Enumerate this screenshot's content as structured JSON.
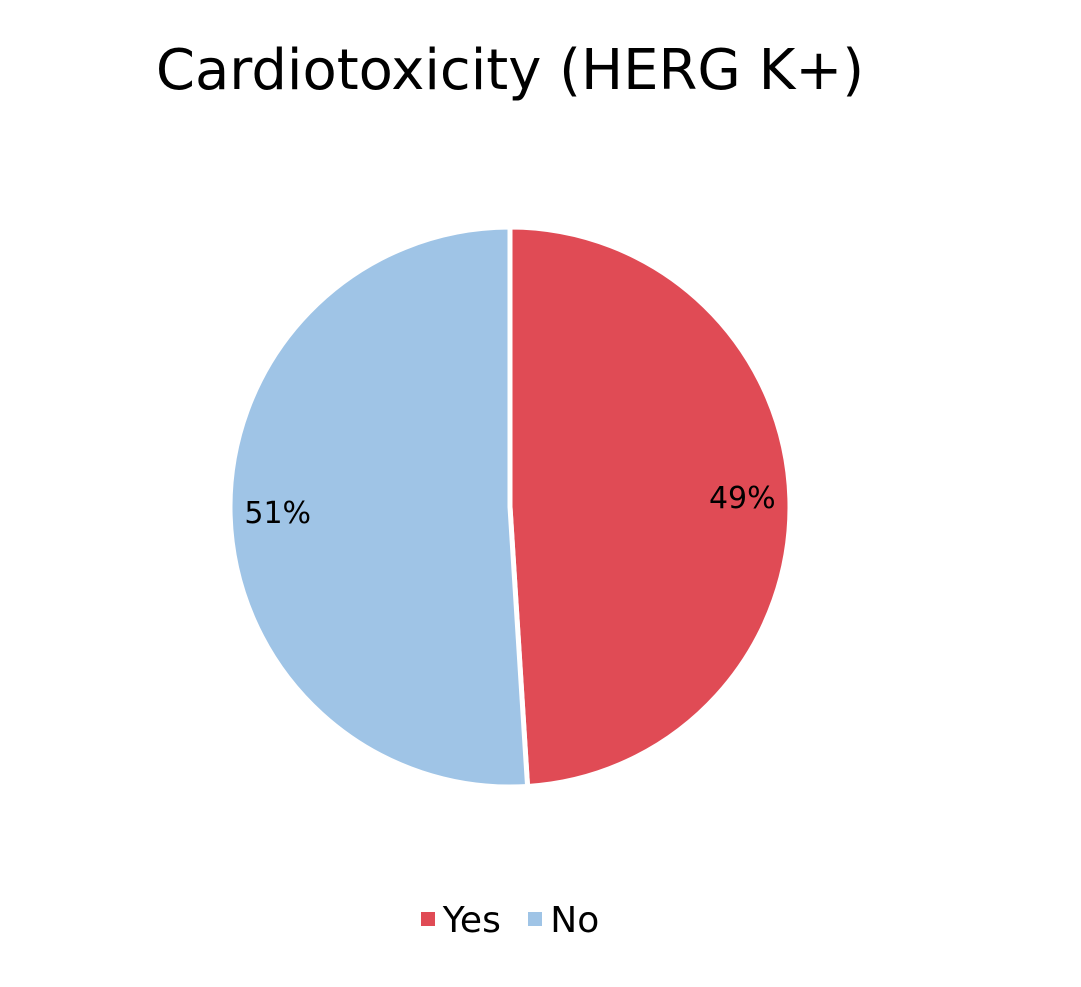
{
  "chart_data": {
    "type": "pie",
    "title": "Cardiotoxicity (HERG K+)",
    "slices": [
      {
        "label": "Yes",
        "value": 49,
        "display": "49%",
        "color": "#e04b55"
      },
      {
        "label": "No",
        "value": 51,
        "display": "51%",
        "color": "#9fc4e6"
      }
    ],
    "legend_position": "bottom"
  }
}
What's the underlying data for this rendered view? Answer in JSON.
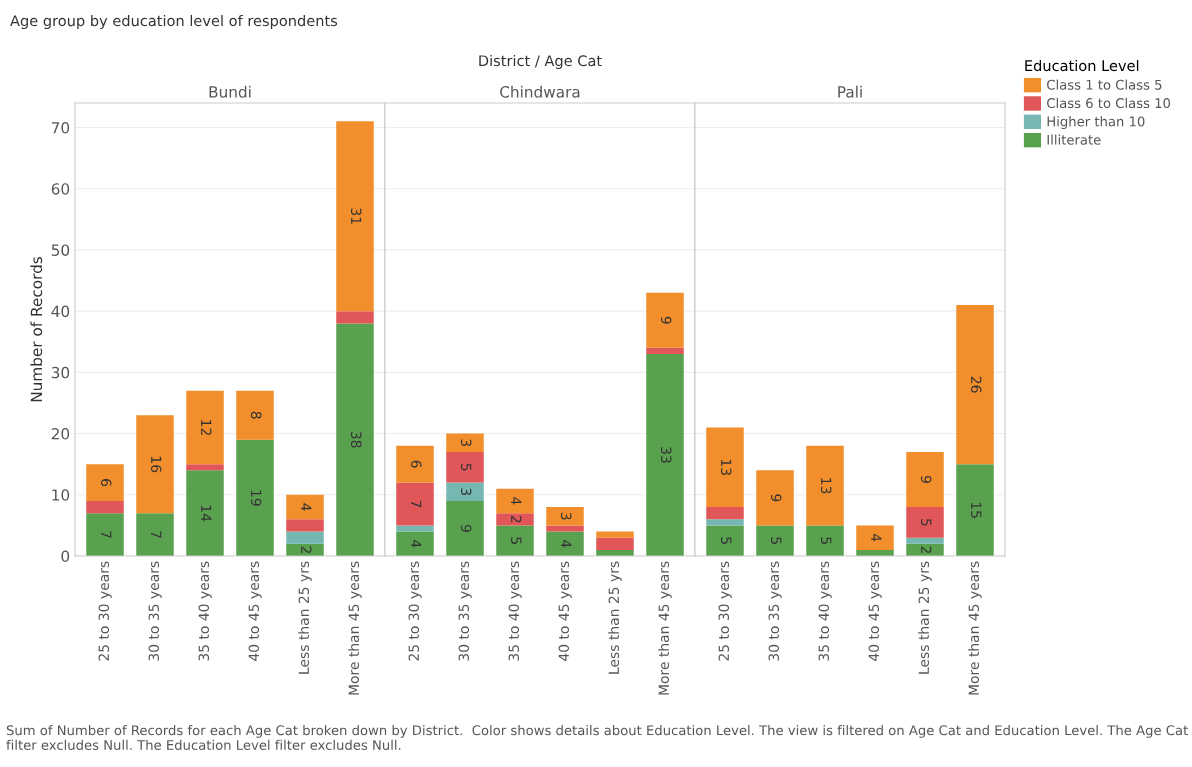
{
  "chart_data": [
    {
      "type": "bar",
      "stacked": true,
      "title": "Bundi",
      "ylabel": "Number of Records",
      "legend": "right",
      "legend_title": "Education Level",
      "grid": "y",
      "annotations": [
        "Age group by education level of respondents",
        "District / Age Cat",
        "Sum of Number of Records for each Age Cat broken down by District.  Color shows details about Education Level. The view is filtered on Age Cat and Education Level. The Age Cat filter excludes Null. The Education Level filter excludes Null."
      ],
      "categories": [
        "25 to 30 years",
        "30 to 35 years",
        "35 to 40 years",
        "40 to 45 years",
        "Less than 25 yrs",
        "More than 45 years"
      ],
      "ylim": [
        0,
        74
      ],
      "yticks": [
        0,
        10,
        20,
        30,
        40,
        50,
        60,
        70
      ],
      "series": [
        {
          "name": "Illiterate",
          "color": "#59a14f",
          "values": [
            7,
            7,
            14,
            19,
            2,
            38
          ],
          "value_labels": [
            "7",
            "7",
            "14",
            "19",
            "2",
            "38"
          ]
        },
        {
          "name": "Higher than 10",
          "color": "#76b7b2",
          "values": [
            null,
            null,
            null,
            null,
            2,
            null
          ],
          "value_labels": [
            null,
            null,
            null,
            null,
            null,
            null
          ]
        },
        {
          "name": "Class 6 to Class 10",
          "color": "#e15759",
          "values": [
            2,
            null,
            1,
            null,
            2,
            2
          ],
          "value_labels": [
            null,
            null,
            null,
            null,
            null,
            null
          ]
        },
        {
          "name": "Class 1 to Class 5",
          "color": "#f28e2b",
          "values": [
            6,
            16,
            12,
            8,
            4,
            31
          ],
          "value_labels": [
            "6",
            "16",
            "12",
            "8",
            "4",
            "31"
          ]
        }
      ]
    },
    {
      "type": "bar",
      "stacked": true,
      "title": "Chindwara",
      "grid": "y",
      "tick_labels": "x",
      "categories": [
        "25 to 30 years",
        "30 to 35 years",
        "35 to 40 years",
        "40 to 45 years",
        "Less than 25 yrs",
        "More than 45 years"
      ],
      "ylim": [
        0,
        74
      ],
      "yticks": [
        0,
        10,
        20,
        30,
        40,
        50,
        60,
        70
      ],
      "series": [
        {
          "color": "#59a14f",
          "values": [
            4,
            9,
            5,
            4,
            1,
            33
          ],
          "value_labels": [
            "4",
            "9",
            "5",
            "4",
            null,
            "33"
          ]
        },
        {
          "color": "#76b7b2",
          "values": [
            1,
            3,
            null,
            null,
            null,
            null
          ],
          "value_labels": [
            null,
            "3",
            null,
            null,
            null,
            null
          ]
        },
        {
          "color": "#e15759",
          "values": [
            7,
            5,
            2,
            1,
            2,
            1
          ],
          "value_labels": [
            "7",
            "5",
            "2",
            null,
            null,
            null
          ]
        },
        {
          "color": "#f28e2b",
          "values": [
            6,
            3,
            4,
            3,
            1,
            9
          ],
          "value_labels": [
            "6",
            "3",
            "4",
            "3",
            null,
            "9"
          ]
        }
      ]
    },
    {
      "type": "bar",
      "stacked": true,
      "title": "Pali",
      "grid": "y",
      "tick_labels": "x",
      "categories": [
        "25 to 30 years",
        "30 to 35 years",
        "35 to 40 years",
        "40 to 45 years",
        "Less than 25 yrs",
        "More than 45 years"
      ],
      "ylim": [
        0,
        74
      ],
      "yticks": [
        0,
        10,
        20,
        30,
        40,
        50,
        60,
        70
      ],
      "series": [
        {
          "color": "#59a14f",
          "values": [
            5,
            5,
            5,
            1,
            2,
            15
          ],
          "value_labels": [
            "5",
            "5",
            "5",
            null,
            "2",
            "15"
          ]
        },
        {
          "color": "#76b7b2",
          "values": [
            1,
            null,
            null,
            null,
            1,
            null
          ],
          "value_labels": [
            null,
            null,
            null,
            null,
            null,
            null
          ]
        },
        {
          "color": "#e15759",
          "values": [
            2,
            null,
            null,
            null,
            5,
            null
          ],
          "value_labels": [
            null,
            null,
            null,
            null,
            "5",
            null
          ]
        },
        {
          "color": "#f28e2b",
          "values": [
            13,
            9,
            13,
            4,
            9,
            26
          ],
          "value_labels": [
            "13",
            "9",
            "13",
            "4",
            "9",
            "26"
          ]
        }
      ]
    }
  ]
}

- - -

Copy all of the entries verbatim, leaving out any pictures they contain.

Enumerate this screenshot's content as structured JSON.
{
  "chart_data": {
    "type": "pie",
    "title": "Cardiotoxicity (HERG K+)",
    "slices": [
      {
        "label": "Yes",
        "value": 49,
        "display": "49%",
        "color": "#e04b55"
      },
      {
        "label": "No",
        "value": 51,
        "display": "51%",
        "color": "#9fc4e6"
      }
    ],
    "legend_position": "bottom"
  }
}
What's the underlying data for this rendered view? Answer in JSON.
{
  "chart_data": [
    {
      "type": "bar",
      "stacked": true,
      "title": "Bundi",
      "ylabel": "Number of Records",
      "legend": "right",
      "legend_title": "Education Level",
      "grid": "y",
      "annotations": [
        "Age group by education level of respondents",
        "District / Age Cat",
        "Sum of Number of Records for each Age Cat broken down by District.  Color shows details about Education Level. The view is filtered on Age Cat and Education Level. The Age Cat filter excludes Null. The Education Level filter excludes Null."
      ],
      "categories": [
        "25 to 30 years",
        "30 to 35 years",
        "35 to 40 years",
        "40 to 45 years",
        "Less than 25 yrs",
        "More than 45 years"
      ],
      "ylim": [
        0,
        74
      ],
      "yticks": [
        0,
        10,
        20,
        30,
        40,
        50,
        60,
        70
      ],
      "series": [
        {
          "name": "Illiterate",
          "color": "#59a14f",
          "values": [
            7,
            7,
            14,
            19,
            2,
            38
          ],
          "value_labels": [
            "7",
            "7",
            "14",
            "19",
            "2",
            "38"
          ]
        },
        {
          "name": "Higher than 10",
          "color": "#76b7b2",
          "values": [
            null,
            null,
            null,
            null,
            2,
            null
          ],
          "value_labels": [
            null,
            null,
            null,
            null,
            null,
            null
          ]
        },
        {
          "name": "Class 6 to Class 10",
          "color": "#e15759",
          "values": [
            2,
            null,
            1,
            null,
            2,
            2
          ],
          "value_labels": [
            null,
            null,
            null,
            null,
            null,
            null
          ]
        },
        {
          "name": "Class 1 to Class 5",
          "color": "#f28e2b",
          "values": [
            6,
            16,
            12,
            8,
            4,
            31
          ],
          "value_labels": [
            "6",
            "16",
            "12",
            "8",
            "4",
            "31"
          ]
        }
      ]
    },
    {
      "type": "bar",
      "stacked": true,
      "title": "Chindwara",
      "grid": "y",
      "tick_labels": "x",
      "categories": [
        "25 to 30 years",
        "30 to 35 years",
        "35 to 40 years",
        "40 to 45 years",
        "Less than 25 yrs",
        "More than 45 years"
      ],
      "ylim": [
        0,
        74
      ],
      "yticks": [
        0,
        10,
        20,
        30,
        40,
        50,
        60,
        70
      ],
      "series": [
        {
          "color": "#59a14f",
          "values": [
            4,
            9,
            5,
            4,
            1,
            33
          ],
          "value_labels": [
            "4",
            "9",
            "5",
            "4",
            null,
            "33"
          ]
        },
        {
          "color": "#76b7b2",
          "values": [
            1,
            3,
            null,
            null,
            null,
            null
          ],
          "value_labels": [
            null,
            "3",
            null,
            null,
            null,
            null
          ]
        },
        {
          "color": "#e15759",
          "values": [
            7,
            5,
            2,
            1,
            2,
            1
          ],
          "value_labels": [
            "7",
            "5",
            "2",
            null,
            null,
            null
          ]
        },
        {
          "color": "#f28e2b",
          "values": [
            6,
            3,
            4,
            3,
            1,
            9
          ],
          "value_labels": [
            "6",
            "3",
            "4",
            "3",
            null,
            "9"
          ]
        }
      ]
    },
    {
      "type": "bar",
      "stacked": true,
      "title": "Pali",
      "grid": "y",
      "tick_labels": "x",
      "categories": [
        "25 to 30 years",
        "30 to 35 years",
        "35 to 40 years",
        "40 to 45 years",
        "Less than 25 yrs",
        "More than 45 years"
      ],
      "ylim": [
        0,
        74
      ],
      "yticks": [
        0,
        10,
        20,
        30,
        40,
        50,
        60,
        70
      ],
      "series": [
        {
          "color": "#59a14f",
          "values": [
            5,
            5,
            5,
            1,
            2,
            15
          ],
          "value_labels": [
            "5",
            "5",
            "5",
            null,
            "2",
            "15"
          ]
        },
        {
          "color": "#76b7b2",
          "values": [
            1,
            null,
            null,
            null,
            1,
            null
          ],
          "value_labels": [
            null,
            null,
            null,
            null,
            null,
            null
          ]
        },
        {
          "color": "#e15759",
          "values": [
            2,
            null,
            null,
            null,
            5,
            null
          ],
          "value_labels": [
            null,
            null,
            null,
            null,
            "5",
            null
          ]
        },
        {
          "color": "#f28e2b",
          "values": [
            13,
            9,
            13,
            4,
            9,
            26
          ],
          "value_labels": [
            "13",
            "9",
            "13",
            "4",
            "9",
            "26"
          ]
        }
      ]
    }
  ]
}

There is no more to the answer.